**RECORDS FOR PROCESSING:**
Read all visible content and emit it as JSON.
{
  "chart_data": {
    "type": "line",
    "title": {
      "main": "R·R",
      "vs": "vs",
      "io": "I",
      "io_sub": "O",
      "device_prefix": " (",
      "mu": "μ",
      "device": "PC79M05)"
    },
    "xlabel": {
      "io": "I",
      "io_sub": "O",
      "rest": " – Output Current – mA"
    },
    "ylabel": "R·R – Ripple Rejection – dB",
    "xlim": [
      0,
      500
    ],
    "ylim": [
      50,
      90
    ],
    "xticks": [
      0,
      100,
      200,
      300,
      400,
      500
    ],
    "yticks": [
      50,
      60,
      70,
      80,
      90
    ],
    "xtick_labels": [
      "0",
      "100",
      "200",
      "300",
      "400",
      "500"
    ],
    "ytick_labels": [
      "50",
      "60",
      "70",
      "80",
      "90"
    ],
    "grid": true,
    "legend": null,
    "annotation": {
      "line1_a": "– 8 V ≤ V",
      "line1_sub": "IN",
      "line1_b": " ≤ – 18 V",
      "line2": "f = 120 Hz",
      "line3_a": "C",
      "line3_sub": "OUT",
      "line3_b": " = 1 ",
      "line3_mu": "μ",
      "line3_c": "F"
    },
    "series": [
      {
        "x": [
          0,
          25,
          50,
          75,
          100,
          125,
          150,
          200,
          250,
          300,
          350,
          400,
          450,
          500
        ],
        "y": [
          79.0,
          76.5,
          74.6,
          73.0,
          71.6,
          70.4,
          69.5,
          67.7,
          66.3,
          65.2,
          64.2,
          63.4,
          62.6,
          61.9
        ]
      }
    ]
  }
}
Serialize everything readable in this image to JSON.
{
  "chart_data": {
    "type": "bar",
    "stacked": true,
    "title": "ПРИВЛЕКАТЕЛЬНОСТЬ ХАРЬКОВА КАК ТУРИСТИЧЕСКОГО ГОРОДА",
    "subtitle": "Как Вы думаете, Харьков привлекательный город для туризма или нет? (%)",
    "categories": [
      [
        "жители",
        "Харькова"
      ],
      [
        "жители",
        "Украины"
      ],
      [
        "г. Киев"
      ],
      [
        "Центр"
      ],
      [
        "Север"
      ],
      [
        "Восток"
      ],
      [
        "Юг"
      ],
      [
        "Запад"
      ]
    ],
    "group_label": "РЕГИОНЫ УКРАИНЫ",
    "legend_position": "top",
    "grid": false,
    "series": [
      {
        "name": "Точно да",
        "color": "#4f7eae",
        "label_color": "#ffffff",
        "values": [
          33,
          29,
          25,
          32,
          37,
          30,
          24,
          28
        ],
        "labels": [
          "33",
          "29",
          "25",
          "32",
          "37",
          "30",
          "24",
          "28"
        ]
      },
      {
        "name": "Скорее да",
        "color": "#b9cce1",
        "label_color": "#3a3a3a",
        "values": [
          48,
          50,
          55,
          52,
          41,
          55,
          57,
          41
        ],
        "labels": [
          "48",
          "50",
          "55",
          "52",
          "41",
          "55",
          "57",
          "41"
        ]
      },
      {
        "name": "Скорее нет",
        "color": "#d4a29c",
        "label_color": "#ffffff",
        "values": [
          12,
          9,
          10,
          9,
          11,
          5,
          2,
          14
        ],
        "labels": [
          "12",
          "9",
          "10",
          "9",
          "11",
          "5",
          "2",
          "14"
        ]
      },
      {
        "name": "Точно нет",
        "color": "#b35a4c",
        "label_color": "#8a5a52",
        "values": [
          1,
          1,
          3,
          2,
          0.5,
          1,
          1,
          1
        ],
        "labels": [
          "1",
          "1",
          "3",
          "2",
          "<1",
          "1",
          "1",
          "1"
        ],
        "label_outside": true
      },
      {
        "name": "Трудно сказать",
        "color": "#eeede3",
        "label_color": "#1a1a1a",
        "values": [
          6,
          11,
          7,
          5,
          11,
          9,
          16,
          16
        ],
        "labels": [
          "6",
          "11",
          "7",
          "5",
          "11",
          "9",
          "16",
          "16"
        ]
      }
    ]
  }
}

**YOUR INSTRUCTIONS:** Everything in the listing above should be restated exactly.

**TASK OUTPUT:**
Read all visible content and emit it as JSON.
{
  "chart_data": {
    "type": "line",
    "title": {
      "main": "R·R",
      "vs": "vs",
      "io": "I",
      "io_sub": "O",
      "device_prefix": " (",
      "mu": "μ",
      "device": "PC79M05)"
    },
    "xlabel": {
      "io": "I",
      "io_sub": "O",
      "rest": " – Output Current – mA"
    },
    "ylabel": "R·R – Ripple Rejection – dB",
    "xlim": [
      0,
      500
    ],
    "ylim": [
      50,
      90
    ],
    "xticks": [
      0,
      100,
      200,
      300,
      400,
      500
    ],
    "yticks": [
      50,
      60,
      70,
      80,
      90
    ],
    "xtick_labels": [
      "0",
      "100",
      "200",
      "300",
      "400",
      "500"
    ],
    "ytick_labels": [
      "50",
      "60",
      "70",
      "80",
      "90"
    ],
    "grid": true,
    "legend": null,
    "annotation": {
      "line1_a": "– 8 V ≤ V",
      "line1_sub": "IN",
      "line1_b": " ≤ – 18 V",
      "line2": "f = 120 Hz",
      "line3_a": "C",
      "line3_sub": "OUT",
      "line3_b": " = 1 ",
      "line3_mu": "μ",
      "line3_c": "F"
    },
    "series": [
      {
        "x": [
          0,
          25,
          50,
          75,
          100,
          125,
          150,
          200,
          250,
          300,
          350,
          400,
          450,
          500
        ],
        "y": [
          79.0,
          76.5,
          74.6,
          73.0,
          71.6,
          70.4,
          69.5,
          67.7,
          66.3,
          65.2,
          64.2,
          63.4,
          62.6,
          61.9
        ]
      }
    ]
  }
}
Serialize everything readable in this image to JSON.
{
  "chart_data": {
    "type": "bar",
    "stacked": true,
    "title": "ПРИВЛЕКАТЕЛЬНОСТЬ ХАРЬКОВА КАК ТУРИСТИЧЕСКОГО ГОРОДА",
    "subtitle": "Как Вы думаете, Харьков привлекательный город для туризма или нет? (%)",
    "categories": [
      [
        "жители",
        "Харькова"
      ],
      [
        "жители",
        "Украины"
      ],
      [
        "г. Киев"
      ],
      [
        "Центр"
      ],
      [
        "Север"
      ],
      [
        "Восток"
      ],
      [
        "Юг"
      ],
      [
        "Запад"
      ]
    ],
    "group_label": "РЕГИОНЫ УКРАИНЫ",
    "legend_position": "top",
    "grid": false,
    "series": [
      {
        "name": "Точно да",
        "color": "#4f7eae",
        "label_color": "#ffffff",
        "values": [
          33,
          29,
          25,
          32,
          37,
          30,
          24,
          28
        ],
        "labels": [
          "33",
          "29",
          "25",
          "32",
          "37",
          "30",
          "24",
          "28"
        ]
      },
      {
        "name": "Скорее да",
        "color": "#b9cce1",
        "label_color": "#3a3a3a",
        "values": [
          48,
          50,
          55,
          52,
          41,
          55,
          57,
          41
        ],
        "labels": [
          "48",
          "50",
          "55",
          "52",
          "41",
          "55",
          "57",
          "41"
        ]
      },
      {
        "name": "Скорее нет",
        "color": "#d4a29c",
        "label_color": "#ffffff",
        "values": [
          12,
          9,
          10,
          9,
          11,
          5,
          2,
          14
        ],
        "labels": [
          "12",
          "9",
          "10",
          "9",
          "11",
          "5",
          "2",
          "14"
        ]
      },
      {
        "name": "Точно нет",
        "color": "#b35a4c",
        "label_color": "#8a5a52",
        "values": [
          1,
          1,
          3,
          2,
          0.5,
          1,
          1,
          1
        ],
        "labels": [
          "1",
          "1",
          "3",
          "2",
          "<1",
          "1",
          "1",
          "1"
        ],
        "label_outside": true
      },
      {
        "name": "Трудно сказать",
        "color": "#eeede3",
        "label_color": "#1a1a1a",
        "values": [
          6,
          11,
          7,
          5,
          11,
          9,
          16,
          16
        ],
        "labels": [
          "6",
          "11",
          "7",
          "5",
          "11",
          "9",
          "16",
          "16"
        ]
      }
    ]
  }
}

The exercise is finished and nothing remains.